What is required
According to the passage about the evening with L, at what time does L go home whenever she goes out with friends?

Quoted passage
**********

I’d met L the same night around nine when she’d finished her work and was going home. On her way she’d stepped into U’s salon, where I with N, P, her boyfriend and a few other guys were killing time. We were talking in the hot N salon, where the air seemed to have stopped moving. There was sweat dripping from her neck to her wide cleavage, and a glinting circle appeared on her forehead that was surrounded by her frizzy hair. I remember that when we were talking about sex work she told that she didn’t do that much anymore, because she has a job. Every time she goes out with friends, she goes home at 1 am, langsung tidur, directly to bed. A few hors later we were hanging at Kali Acay and I noticed a beautiful guy trough my camera, a guy who wasn’t shy at all to be in the picture with a group of warias. A second later I saw him sharing a bike with L, they were both so happy. L gave a gentle kiss on the guy’s shoulder, and then she was impishly playing with her fingers near his groin. For me they looked like a hot couple and I was puzzled when the same sugar face came to me to beg my phone number, L still hanging around his neck. N set the things straight: “Her number is exclusively for warias only, khusus untuk waria.” Of course the guy tried his luck a few more times. Unfortunately I had no time to meet with them again, although from a researcher’s aspect it could have been interesting.

**********

Supplied data

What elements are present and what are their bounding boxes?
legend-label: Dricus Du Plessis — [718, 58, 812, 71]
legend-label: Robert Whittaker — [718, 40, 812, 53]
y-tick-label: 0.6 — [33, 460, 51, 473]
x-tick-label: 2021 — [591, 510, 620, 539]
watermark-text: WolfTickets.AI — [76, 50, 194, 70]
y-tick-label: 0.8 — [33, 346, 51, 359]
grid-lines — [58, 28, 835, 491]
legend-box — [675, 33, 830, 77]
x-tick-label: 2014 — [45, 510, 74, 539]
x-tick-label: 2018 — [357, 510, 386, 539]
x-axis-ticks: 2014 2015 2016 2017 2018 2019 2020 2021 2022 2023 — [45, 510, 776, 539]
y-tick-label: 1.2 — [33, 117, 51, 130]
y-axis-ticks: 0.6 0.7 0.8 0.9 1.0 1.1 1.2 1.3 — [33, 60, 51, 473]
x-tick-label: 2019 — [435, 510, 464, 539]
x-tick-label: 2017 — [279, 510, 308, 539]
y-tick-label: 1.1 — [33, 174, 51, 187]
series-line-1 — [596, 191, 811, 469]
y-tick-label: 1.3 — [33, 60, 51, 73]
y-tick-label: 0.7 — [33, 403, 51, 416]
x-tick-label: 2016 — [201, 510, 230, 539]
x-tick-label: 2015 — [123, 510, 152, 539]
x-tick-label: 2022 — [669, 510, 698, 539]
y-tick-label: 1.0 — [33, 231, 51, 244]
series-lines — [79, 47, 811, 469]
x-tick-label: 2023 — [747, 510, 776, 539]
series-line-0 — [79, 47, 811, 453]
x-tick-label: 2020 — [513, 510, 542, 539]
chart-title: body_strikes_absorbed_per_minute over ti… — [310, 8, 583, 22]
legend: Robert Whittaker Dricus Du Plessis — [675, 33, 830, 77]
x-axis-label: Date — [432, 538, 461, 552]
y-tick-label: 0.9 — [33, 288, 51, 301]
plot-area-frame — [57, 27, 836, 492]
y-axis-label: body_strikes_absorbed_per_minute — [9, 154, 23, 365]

**********

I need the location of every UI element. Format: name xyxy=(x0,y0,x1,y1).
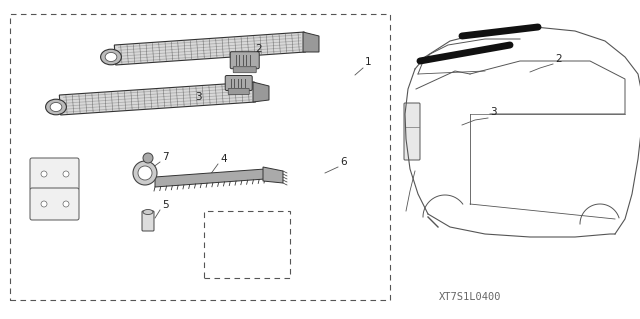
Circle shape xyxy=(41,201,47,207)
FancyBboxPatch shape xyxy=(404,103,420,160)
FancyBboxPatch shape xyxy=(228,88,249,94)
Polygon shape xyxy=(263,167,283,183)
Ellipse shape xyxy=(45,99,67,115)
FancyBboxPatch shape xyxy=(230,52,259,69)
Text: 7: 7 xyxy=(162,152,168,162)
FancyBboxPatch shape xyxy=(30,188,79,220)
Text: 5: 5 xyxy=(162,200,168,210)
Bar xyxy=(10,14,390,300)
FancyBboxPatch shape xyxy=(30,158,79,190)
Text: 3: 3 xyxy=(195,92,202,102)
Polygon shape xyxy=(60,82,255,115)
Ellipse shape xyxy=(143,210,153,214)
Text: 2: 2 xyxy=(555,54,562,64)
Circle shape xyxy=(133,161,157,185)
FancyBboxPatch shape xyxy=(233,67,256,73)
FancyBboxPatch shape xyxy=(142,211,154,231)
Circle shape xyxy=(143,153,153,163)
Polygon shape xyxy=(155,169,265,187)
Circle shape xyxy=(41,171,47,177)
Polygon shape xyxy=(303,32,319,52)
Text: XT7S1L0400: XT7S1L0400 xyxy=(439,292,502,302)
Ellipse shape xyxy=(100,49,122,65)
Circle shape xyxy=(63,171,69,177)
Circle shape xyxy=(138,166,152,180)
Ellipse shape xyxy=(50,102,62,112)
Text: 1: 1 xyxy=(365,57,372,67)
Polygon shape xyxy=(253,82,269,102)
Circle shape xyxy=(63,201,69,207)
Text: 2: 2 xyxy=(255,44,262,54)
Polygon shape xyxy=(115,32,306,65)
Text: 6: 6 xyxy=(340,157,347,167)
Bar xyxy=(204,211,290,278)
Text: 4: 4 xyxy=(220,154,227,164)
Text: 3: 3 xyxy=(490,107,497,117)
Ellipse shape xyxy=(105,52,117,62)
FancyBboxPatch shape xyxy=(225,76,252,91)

**********

The answer
At 1 am.